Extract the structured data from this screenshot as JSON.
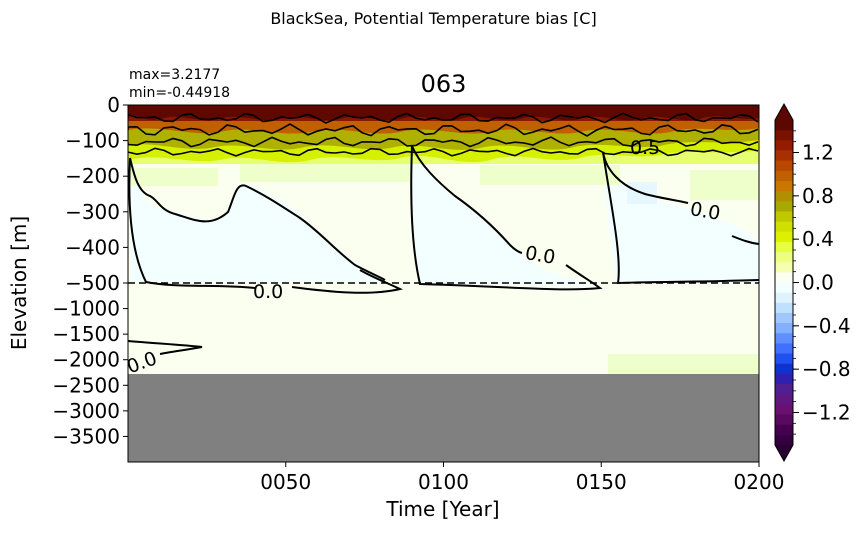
{
  "figure": {
    "suptitle": "BlackSea, Potential Temperature bias [C]",
    "title": "063",
    "max_text": "max=3.2177",
    "min_text": "min=-0.44918"
  },
  "chart_data": {
    "type": "heatmap",
    "title": "063",
    "xlabel": "Time [Year]",
    "ylabel": "Elevation [m]",
    "x_ticks": [
      "0050",
      "0100",
      "0150",
      "0200"
    ],
    "x_tick_values": [
      50,
      100,
      150,
      200
    ],
    "xlim": [
      0,
      200
    ],
    "y_ticks_upper": [
      "0",
      "−100",
      "−200",
      "−300",
      "−400",
      "−500"
    ],
    "y_ticks_lower": [
      "−1000",
      "−1500",
      "−2000",
      "−2500",
      "−3000",
      "−3500"
    ],
    "y_upper_values": [
      0,
      -100,
      -200,
      -300,
      -400,
      -500
    ],
    "y_lower_values": [
      -500,
      -1000,
      -1500,
      -2000,
      -2500,
      -3000,
      -3500,
      -4000
    ],
    "ylim": [
      -4000,
      0
    ],
    "split_depth": -500,
    "bottom_mask_depth": -2250,
    "colorbar": {
      "ticks": [
        "1.2",
        "0.8",
        "0.4",
        "0.0",
        "−0.4",
        "−0.8",
        "−1.2"
      ],
      "tick_values": [
        1.2,
        0.8,
        0.4,
        0.0,
        -0.4,
        -0.8,
        -1.2
      ],
      "range": [
        -1.5,
        1.5
      ],
      "extend": "both",
      "colormap": "gnuplot2-like diverging",
      "colors": {
        "min_extend": "#2a0032",
        "max_extend": "#5a0800",
        "land_mask": "#808080",
        "near_zero": "#fbfff0",
        "slightly_negative": "#f3ffff",
        "slightly_positive": "#eeffcc"
      }
    },
    "contour_labels": [
      "0.0",
      "0.0",
      "0.0",
      "0.0",
      "0.5"
    ],
    "contour_levels": [
      0.0,
      0.5
    ],
    "annotations": {
      "max": 3.2177,
      "min": -0.44918
    }
  }
}
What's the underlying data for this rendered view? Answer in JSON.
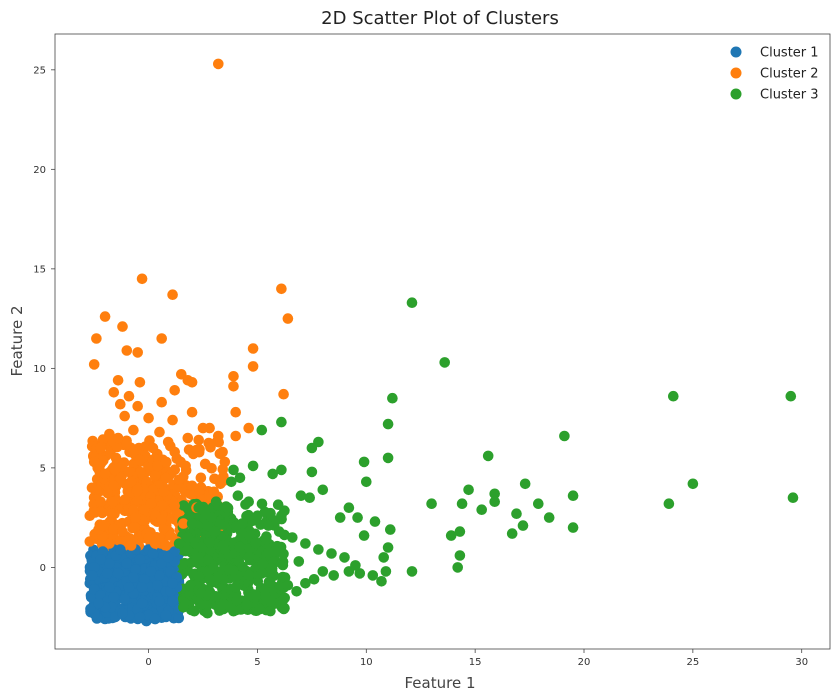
___
What you need to do:
Set down every record once more, word for word, without pictures.

Answer below:
Extract the structured data from this screenshot as JSON.
{
  "figure": {
    "suptitle": "BlackSea, Potential Temperature bias [C]",
    "title": "063",
    "max_text": "max=3.2177",
    "min_text": "min=-0.44918"
  },
  "chart_data": {
    "type": "heatmap",
    "title": "063",
    "xlabel": "Time [Year]",
    "ylabel": "Elevation [m]",
    "x_ticks": [
      "0050",
      "0100",
      "0150",
      "0200"
    ],
    "x_tick_values": [
      50,
      100,
      150,
      200
    ],
    "xlim": [
      0,
      200
    ],
    "y_ticks_upper": [
      "0",
      "−100",
      "−200",
      "−300",
      "−400",
      "−500"
    ],
    "y_ticks_lower": [
      "−1000",
      "−1500",
      "−2000",
      "−2500",
      "−3000",
      "−3500"
    ],
    "y_upper_values": [
      0,
      -100,
      -200,
      -300,
      -400,
      -500
    ],
    "y_lower_values": [
      -500,
      -1000,
      -1500,
      -2000,
      -2500,
      -3000,
      -3500,
      -4000
    ],
    "ylim": [
      -4000,
      0
    ],
    "split_depth": -500,
    "bottom_mask_depth": -2250,
    "colorbar": {
      "ticks": [
        "1.2",
        "0.8",
        "0.4",
        "0.0",
        "−0.4",
        "−0.8",
        "−1.2"
      ],
      "tick_values": [
        1.2,
        0.8,
        0.4,
        0.0,
        -0.4,
        -0.8,
        -1.2
      ],
      "range": [
        -1.5,
        1.5
      ],
      "extend": "both",
      "colormap": "gnuplot2-like diverging",
      "colors": {
        "min_extend": "#2a0032",
        "max_extend": "#5a0800",
        "land_mask": "#808080",
        "near_zero": "#fbfff0",
        "slightly_negative": "#f3ffff",
        "slightly_positive": "#eeffcc"
      }
    },
    "contour_labels": [
      "0.0",
      "0.0",
      "0.0",
      "0.0",
      "0.5"
    ],
    "contour_levels": [
      0.0,
      0.5
    ],
    "annotations": {
      "max": 3.2177,
      "min": -0.44918
    }
  }
}
What's the underlying data for this rendered view? Answer in JSON.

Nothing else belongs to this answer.